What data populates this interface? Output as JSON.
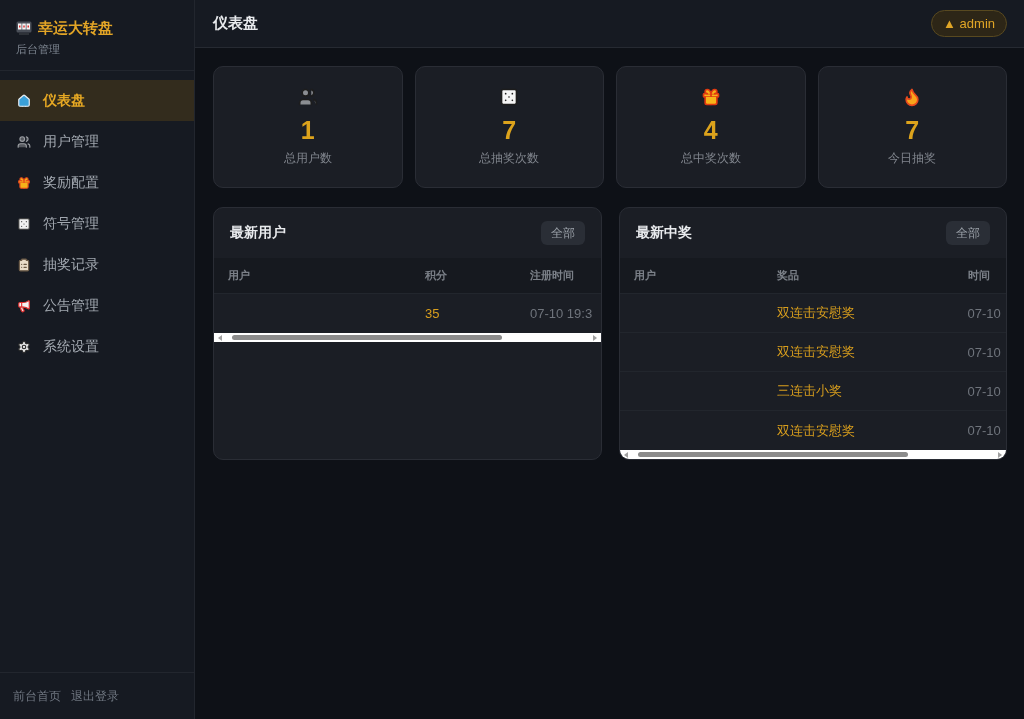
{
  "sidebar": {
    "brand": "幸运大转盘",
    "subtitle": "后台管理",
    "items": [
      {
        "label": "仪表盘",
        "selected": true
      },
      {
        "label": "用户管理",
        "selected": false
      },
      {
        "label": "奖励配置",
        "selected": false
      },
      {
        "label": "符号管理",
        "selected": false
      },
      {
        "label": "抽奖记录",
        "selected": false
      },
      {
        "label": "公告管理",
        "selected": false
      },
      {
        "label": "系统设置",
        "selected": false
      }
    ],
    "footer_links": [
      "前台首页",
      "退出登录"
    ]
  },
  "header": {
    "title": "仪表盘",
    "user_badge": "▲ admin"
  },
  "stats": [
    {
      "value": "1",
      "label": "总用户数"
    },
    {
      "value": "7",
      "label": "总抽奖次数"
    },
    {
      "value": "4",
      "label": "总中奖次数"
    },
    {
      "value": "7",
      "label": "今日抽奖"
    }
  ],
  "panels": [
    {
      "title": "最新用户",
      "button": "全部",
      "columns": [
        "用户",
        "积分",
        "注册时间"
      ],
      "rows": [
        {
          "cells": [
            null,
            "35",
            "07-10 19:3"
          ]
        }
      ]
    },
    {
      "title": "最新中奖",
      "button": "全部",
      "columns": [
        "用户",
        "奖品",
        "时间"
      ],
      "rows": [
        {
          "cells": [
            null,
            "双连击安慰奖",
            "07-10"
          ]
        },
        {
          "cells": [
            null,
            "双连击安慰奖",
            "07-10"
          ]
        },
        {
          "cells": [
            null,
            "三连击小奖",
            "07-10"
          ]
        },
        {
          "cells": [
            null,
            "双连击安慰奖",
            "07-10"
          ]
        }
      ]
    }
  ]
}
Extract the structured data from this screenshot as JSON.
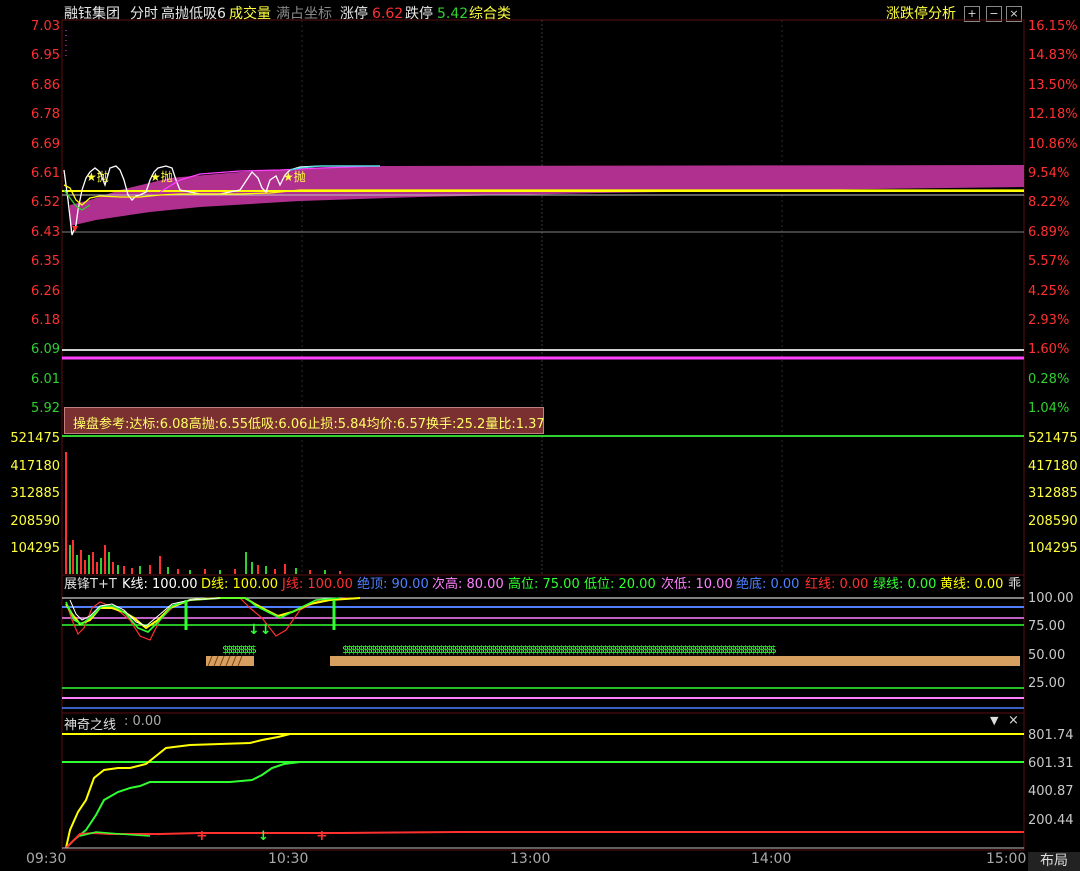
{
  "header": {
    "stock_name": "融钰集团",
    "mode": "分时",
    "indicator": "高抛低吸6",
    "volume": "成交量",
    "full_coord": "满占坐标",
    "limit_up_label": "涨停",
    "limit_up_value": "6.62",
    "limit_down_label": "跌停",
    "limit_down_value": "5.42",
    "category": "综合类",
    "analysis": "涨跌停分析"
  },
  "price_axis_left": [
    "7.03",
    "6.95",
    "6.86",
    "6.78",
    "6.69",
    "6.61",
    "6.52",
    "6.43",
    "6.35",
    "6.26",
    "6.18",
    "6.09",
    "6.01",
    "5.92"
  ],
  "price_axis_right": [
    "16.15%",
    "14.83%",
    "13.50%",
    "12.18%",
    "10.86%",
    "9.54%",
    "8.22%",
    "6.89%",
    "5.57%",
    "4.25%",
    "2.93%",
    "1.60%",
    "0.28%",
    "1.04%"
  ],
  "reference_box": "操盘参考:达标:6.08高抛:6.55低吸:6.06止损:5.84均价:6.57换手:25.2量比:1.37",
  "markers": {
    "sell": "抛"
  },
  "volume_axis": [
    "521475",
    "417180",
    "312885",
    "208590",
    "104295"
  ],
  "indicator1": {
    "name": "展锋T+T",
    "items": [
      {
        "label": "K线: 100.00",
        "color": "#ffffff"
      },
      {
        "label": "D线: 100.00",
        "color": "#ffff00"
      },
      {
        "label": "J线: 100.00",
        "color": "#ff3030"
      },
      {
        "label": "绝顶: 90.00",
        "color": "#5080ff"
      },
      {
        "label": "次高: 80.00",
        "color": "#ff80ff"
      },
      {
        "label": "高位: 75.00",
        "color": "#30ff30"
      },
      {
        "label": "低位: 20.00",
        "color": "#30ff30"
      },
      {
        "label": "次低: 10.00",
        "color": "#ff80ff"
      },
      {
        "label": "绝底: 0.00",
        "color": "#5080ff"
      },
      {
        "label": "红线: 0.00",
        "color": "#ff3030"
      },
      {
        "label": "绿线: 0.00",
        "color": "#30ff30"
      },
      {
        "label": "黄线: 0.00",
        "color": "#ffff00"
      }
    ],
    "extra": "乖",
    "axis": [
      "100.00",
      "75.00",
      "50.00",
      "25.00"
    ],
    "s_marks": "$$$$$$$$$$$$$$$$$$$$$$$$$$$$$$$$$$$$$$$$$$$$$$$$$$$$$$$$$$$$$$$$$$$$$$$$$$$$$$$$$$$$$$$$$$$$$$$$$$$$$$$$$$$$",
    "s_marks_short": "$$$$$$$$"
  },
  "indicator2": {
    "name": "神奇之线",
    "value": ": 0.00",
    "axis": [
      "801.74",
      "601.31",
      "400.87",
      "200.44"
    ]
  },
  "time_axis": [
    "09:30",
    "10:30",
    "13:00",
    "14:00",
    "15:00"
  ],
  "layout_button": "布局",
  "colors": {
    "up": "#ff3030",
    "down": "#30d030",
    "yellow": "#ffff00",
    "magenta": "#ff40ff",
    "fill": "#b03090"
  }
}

==

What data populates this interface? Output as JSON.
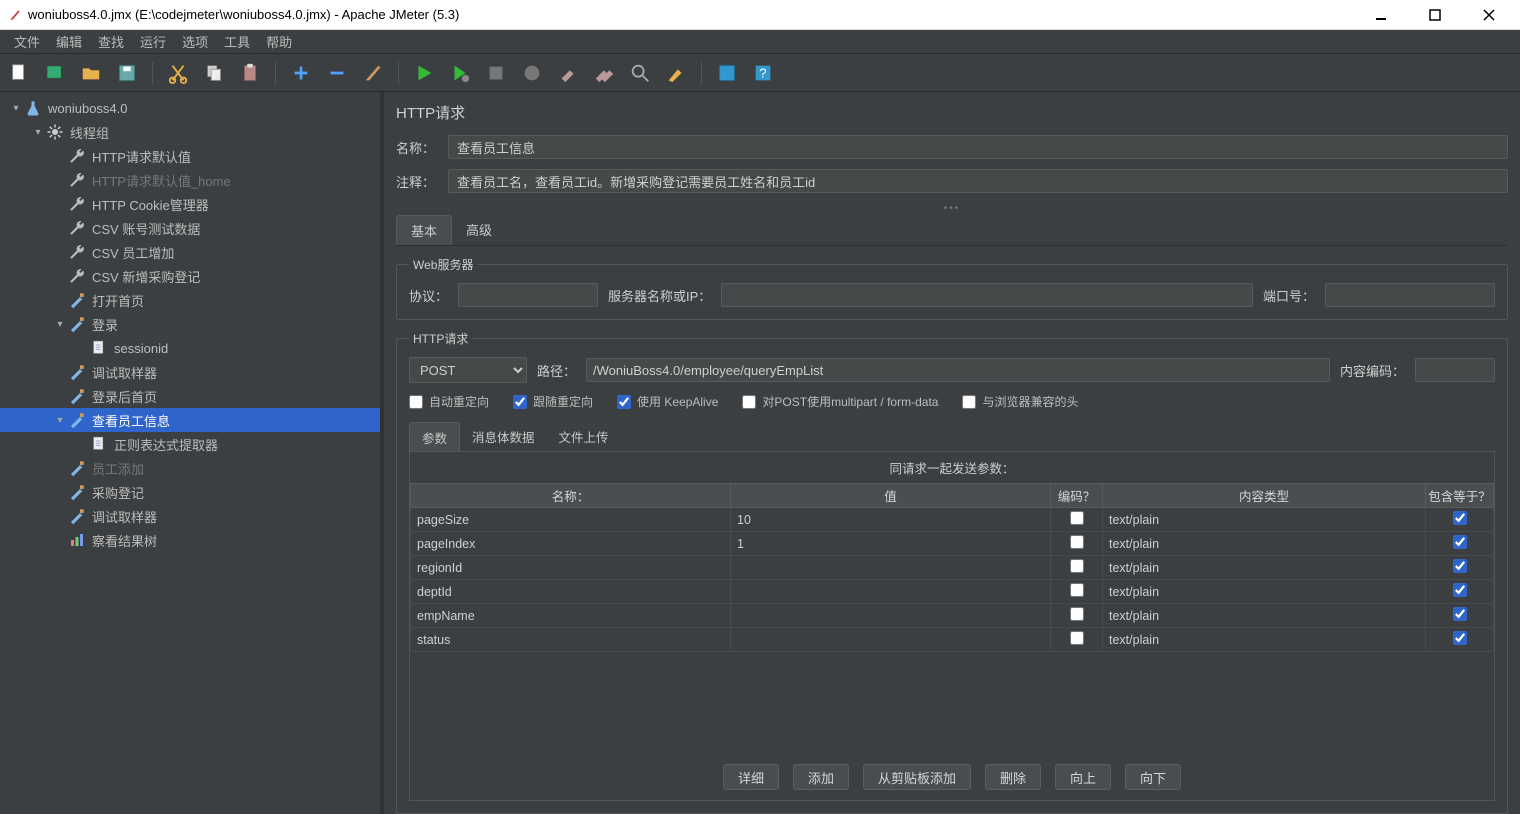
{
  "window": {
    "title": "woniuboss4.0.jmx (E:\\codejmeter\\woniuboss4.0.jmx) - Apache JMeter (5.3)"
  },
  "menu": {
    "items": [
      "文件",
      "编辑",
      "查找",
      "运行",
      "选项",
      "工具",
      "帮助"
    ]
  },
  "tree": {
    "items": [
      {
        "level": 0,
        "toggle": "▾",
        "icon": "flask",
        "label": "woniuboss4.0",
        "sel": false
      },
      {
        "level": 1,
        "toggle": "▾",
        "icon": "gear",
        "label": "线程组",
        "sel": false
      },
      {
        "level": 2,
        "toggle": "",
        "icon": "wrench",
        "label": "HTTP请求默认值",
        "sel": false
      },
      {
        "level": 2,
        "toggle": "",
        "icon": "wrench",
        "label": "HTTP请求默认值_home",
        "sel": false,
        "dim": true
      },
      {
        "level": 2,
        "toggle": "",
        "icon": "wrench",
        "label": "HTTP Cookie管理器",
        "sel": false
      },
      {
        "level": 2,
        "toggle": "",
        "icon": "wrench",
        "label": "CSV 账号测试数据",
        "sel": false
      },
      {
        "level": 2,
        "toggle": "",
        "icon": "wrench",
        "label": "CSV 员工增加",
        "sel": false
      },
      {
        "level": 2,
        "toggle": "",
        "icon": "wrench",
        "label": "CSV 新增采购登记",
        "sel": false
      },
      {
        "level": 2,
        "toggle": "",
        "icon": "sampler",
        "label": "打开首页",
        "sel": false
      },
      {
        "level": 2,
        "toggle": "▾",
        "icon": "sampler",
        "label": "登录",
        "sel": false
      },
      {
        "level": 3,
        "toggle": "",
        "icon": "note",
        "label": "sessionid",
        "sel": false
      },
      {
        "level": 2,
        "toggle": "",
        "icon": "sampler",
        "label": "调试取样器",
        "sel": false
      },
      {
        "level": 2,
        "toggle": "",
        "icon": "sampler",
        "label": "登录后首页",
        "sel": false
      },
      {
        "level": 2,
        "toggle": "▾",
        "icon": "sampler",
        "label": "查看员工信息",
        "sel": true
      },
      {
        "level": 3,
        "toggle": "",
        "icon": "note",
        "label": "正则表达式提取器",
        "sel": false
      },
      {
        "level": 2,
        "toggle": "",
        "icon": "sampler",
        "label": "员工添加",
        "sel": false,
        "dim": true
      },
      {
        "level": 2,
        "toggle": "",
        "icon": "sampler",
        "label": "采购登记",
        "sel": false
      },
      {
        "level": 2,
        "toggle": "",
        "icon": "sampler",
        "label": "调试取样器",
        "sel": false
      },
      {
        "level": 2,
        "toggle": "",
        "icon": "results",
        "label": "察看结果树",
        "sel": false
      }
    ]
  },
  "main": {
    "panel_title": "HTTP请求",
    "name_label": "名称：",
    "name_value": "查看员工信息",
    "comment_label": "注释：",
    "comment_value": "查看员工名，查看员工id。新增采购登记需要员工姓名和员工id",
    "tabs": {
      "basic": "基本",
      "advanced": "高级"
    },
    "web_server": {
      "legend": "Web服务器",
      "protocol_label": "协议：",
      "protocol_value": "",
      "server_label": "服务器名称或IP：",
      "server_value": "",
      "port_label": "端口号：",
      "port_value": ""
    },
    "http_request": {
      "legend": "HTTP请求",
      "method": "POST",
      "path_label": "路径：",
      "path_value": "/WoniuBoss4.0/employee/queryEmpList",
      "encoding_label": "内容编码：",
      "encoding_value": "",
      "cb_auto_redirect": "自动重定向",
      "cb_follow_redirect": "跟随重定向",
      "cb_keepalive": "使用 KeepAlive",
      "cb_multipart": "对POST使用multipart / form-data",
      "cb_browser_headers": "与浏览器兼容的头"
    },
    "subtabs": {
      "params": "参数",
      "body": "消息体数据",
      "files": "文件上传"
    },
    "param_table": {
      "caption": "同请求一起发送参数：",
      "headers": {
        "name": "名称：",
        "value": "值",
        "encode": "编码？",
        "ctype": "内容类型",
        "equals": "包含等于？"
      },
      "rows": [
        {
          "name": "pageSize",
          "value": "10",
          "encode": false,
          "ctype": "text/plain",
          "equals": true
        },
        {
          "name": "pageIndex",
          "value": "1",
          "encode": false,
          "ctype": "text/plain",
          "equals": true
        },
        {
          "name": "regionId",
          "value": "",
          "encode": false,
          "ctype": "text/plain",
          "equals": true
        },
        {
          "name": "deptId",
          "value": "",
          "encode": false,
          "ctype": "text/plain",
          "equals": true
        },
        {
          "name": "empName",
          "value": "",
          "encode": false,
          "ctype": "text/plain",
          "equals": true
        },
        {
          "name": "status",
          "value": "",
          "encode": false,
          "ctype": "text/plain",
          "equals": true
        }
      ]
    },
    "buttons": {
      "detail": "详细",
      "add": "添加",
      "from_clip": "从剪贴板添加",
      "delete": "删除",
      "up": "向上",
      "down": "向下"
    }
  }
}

**What is expected**
Pick out every line of the listing containing the word "data", and show those lines.

**Answer to this problem**
What data populates this interface? Output as JSON.
Extract the structured data from this screenshot as JSON.
What data populates this interface? Output as JSON.
      "cb_multipart": "对POST使用multipart / form-data",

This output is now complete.